● **Exercise task**
Go through the entries below and collect each line with the string "multithread" in it.

◆ ◆ ◆ ◆

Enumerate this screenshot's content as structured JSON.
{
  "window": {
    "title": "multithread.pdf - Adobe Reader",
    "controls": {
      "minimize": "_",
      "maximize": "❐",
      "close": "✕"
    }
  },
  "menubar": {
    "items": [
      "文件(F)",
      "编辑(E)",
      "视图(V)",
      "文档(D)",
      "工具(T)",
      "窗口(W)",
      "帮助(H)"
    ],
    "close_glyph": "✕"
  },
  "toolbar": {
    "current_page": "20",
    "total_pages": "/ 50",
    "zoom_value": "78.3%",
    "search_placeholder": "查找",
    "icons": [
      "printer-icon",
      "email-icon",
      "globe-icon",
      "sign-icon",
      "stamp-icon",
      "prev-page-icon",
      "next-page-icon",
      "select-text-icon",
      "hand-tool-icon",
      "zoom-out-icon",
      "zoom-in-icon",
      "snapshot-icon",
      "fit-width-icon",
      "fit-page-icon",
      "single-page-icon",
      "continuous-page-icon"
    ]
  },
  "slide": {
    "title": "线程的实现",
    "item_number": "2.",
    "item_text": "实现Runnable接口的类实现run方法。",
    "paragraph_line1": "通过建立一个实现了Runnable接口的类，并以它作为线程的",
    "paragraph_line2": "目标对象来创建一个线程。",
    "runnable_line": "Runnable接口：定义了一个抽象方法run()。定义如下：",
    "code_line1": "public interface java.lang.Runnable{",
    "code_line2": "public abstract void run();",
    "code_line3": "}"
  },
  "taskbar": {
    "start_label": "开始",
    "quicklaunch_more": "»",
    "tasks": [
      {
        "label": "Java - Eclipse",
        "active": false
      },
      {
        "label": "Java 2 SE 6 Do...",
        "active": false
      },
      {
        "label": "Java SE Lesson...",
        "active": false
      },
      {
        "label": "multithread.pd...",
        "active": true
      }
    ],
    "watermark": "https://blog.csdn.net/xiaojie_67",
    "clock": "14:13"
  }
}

◆ ◆ ◆ ◆

● **Correct answer**
    "title": "multithread.pdf - Adobe Reader",
        "label": "multithread.pd...",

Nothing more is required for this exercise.